Input.
· · · · · · ·

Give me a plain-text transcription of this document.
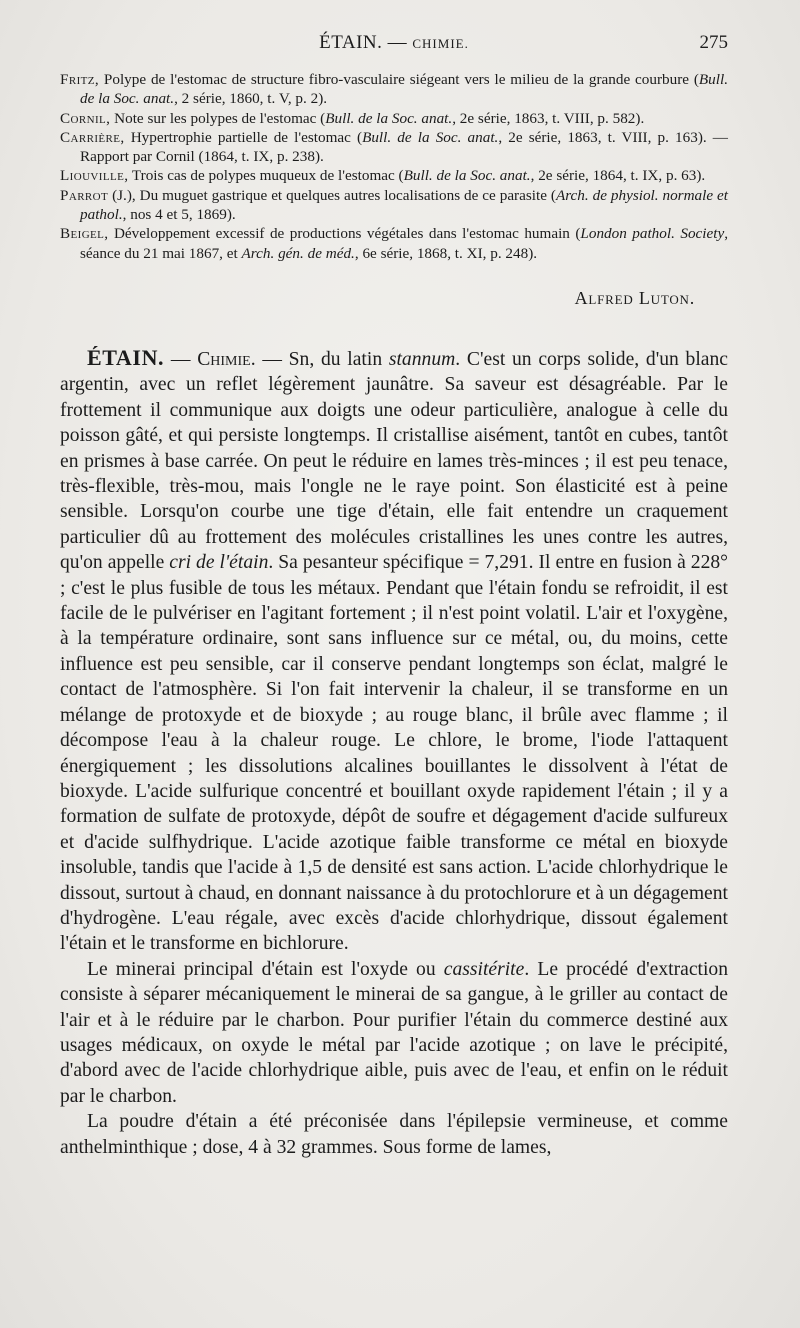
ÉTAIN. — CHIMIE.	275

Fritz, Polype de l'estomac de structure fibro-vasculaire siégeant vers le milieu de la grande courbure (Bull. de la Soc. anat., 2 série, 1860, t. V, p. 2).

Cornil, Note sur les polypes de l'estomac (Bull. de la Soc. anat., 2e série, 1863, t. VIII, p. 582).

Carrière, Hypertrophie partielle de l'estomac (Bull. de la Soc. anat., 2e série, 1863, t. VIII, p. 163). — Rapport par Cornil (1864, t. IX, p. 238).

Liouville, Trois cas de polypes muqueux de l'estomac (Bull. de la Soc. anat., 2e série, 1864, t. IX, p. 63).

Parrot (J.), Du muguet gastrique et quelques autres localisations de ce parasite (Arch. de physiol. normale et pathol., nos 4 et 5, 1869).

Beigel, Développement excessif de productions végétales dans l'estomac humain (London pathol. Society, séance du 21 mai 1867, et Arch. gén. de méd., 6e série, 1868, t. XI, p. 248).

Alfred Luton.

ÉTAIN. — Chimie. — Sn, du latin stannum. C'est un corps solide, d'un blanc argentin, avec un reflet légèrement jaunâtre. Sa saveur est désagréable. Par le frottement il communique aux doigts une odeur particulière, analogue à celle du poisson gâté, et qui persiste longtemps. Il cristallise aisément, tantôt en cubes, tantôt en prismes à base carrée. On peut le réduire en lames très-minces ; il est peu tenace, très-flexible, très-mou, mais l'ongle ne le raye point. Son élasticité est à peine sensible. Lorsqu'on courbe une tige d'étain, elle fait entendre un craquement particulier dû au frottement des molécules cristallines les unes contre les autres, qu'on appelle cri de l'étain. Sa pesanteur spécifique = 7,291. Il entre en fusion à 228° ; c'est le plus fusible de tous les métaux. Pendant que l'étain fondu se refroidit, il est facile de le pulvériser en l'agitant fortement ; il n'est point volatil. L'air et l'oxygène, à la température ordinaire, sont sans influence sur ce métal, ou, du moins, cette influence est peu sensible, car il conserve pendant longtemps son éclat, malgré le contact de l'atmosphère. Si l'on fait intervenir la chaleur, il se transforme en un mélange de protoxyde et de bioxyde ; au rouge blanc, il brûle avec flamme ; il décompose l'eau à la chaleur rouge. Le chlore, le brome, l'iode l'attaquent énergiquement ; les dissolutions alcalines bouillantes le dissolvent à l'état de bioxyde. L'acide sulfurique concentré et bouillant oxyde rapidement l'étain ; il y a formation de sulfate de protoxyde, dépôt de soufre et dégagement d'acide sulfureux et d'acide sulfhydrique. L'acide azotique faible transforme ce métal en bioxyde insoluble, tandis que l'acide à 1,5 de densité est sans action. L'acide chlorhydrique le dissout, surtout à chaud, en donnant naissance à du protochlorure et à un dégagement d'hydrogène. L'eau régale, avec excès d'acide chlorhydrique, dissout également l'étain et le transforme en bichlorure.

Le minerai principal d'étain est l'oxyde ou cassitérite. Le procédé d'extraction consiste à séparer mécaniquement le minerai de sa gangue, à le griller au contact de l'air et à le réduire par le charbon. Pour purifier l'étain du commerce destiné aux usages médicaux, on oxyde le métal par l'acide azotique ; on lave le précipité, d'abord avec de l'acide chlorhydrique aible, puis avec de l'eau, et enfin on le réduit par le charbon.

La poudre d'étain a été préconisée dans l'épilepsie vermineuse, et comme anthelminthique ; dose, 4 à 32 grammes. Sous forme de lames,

· · · · · · ·

Aim of the task.
Look through the listing and extract every line with "Cornil" in it.

Response to this exercise.
Cornil, Note sur les polypes de l'estomac (Bull. de la Soc. anat., 2e série, 1863, t. VIII, p. 582).
Carrière, Hypertrophie partielle de l'estomac (Bull. de la Soc. anat., 2e série, 1863, t. VIII, p. 163). — Rapport par Cornil (1864, t. IX, p. 238).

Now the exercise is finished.